→ **To be done**
Return the whole listing, keeping every character the same.

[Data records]
╭──
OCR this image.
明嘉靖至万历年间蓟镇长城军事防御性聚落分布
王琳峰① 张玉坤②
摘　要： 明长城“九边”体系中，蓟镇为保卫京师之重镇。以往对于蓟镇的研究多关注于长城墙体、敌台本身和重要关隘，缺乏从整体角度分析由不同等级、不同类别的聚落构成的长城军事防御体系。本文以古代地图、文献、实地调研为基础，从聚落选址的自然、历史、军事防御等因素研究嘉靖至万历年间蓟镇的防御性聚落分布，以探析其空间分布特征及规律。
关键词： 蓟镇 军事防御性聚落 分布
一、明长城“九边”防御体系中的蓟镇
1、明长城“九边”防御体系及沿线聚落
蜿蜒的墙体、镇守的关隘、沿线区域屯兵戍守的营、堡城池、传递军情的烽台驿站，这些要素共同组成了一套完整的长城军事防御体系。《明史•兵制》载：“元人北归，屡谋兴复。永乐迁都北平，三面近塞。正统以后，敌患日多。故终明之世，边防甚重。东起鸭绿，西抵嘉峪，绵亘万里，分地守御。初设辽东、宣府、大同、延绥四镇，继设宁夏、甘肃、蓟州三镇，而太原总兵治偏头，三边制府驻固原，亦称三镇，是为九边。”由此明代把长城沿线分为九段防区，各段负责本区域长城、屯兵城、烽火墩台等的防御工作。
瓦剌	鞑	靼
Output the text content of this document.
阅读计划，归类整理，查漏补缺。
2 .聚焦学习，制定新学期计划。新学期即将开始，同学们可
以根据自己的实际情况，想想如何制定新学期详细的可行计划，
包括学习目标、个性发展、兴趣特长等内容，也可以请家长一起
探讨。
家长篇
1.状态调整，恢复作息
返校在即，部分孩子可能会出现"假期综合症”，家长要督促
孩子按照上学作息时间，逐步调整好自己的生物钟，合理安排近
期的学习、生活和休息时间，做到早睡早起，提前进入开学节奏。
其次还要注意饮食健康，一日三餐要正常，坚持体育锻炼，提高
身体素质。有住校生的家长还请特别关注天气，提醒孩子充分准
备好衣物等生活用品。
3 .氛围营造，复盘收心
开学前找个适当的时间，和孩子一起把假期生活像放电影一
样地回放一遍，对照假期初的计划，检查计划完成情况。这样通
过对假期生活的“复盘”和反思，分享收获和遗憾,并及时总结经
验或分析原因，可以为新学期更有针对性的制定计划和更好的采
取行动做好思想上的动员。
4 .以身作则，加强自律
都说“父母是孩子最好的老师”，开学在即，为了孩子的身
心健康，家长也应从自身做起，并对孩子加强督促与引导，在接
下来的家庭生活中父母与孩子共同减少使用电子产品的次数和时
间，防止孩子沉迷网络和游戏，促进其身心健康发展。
╰──
→ **Response to the task**
OCR this image.
明嘉靖至万历年间蓟镇长城军事防御性聚落分布
王琳峰① 张玉坤②
摘　要： 明长城“九边”体系中，蓟镇为保卫京师之重镇。以往对于蓟镇的研究多关注于长城墙体、敌台本身和重要关隘，缺乏从整体角度分析由不同等级、不同类别的聚落构成的长城军事防御体系。本文以古代地图、文献、实地调研为基础，从聚落选址的自然、历史、军事防御等因素研究嘉靖至万历年间蓟镇的防御性聚落分布，以探析其空间分布特征及规律。
关键词： 蓟镇 军事防御性聚落 分布
一、明长城“九边”防御体系中的蓟镇
1、明长城“九边”防御体系及沿线聚落
蜿蜒的墙体、镇守的关隘、沿线区域屯兵戍守的营、堡城池、传递军情的烽台驿站，这些要素共同组成了一套完整的长城军事防御体系。《明史•兵制》载：“元人北归，屡谋兴复。永乐迁都北平，三面近塞。正统以后，敌患日多。故终明之世，边防甚重。东起鸭绿，西抵嘉峪，绵亘万里，分地守御。初设辽东、宣府、大同、延绥四镇，继设宁夏、甘肃、蓟州三镇，而太原总兵治偏头，三边制府驻固原，亦称三镇，是为九边。”由此明代把长城沿线分为九段防区，各段负责本区域长城、屯兵城、烽火墩台等的防御工作。
瓦剌	鞑	靼
Output the text content of this document.
阅读计划，归类整理，查漏补缺。
2 .聚焦学习，制定新学期计划。新学期即将开始，同学们可
以根据自己的实际情况，想想如何制定新学期详细的可行计划，
包括学习目标、个性发展、兴趣特长等内容，也可以请家长一起
探讨。
家长篇
1.状态调整，恢复作息
返校在即，部分孩子可能会出现"假期综合症”，家长要督促
孩子按照上学作息时间，逐步调整好自己的生物钟，合理安排近
期的学习、生活和休息时间，做到早睡早起，提前进入开学节奏。
其次还要注意饮食健康，一日三餐要正常，坚持体育锻炼，提高
身体素质。有住校生的家长还请特别关注天气，提醒孩子充分准
备好衣物等生活用品。
3 .氛围营造，复盘收心
开学前找个适当的时间，和孩子一起把假期生活像放电影一
样地回放一遍，对照假期初的计划，检查计划完成情况。这样通
过对假期生活的“复盘”和反思，分享收获和遗憾,并及时总结经
验或分析原因，可以为新学期更有针对性的制定计划和更好的采
取行动做好思想上的动员。
4 .以身作则，加强自律
都说“父母是孩子最好的老师”，开学在即，为了孩子的身
心健康，家长也应从自身做起，并对孩子加强督促与引导，在接
下来的家庭生活中父母与孩子共同减少使用电子产品的次数和时
间，防止孩子沉迷网络和游戏，促进其身心健康发展。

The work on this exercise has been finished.